• Challenge:
Reproduce all of the data exactly.

• Data shown:
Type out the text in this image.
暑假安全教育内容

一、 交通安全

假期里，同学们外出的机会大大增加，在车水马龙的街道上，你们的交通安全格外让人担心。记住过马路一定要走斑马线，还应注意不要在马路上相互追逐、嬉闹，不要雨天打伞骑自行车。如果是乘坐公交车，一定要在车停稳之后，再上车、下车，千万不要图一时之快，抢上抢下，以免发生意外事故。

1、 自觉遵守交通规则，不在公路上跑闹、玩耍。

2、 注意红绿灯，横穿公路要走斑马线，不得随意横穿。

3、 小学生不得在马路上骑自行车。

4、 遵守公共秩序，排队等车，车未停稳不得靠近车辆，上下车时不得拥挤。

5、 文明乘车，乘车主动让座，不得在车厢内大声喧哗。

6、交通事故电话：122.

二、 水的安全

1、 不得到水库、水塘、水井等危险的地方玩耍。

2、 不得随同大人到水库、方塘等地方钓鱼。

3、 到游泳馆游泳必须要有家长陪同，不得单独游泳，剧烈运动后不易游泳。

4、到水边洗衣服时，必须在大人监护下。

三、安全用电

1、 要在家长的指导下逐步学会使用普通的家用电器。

• Expected answer:
Type out the text in this image.
暑假安全教育内容

一、 交通安全

假期里，同学们外出的机会大大增加，在车水马龙的街道上，你们的交通安全格外让人担心。记住过马路一定要走斑马线，还应注意不要在马路上相互追逐、嬉闹，不要雨天打伞骑自行车。如果是乘坐公交车，一定要在车停稳之后，再上车、下车，千万不要图一时之快，抢上抢下，以免发生意外事故。

1、 自觉遵守交通规则，不在公路上跑闹、玩耍。

2、 注意红绿灯，横穿公路要走斑马线，不得随意横穿。

3、 小学生不得在马路上骑自行车。

4、 遵守公共秩序，排队等车，车未停稳不得靠近车辆，上下车时不得拥挤。

5、 文明乘车，乘车主动让座，不得在车厢内大声喧哗。

6、交通事故电话：122.

二、 水的安全

1、 不得到水库、水塘、水井等危险的地方玩耍。

2、 不得随同大人到水库、方塘等地方钓鱼。

3、 到游泳馆游泳必须要有家长陪同，不得单独游泳，剧烈运动后不易游泳。

4、到水边洗衣服时，必须在大人监护下。

三、安全用电

1、 要在家长的指导下逐步学会使用普通的家用电器。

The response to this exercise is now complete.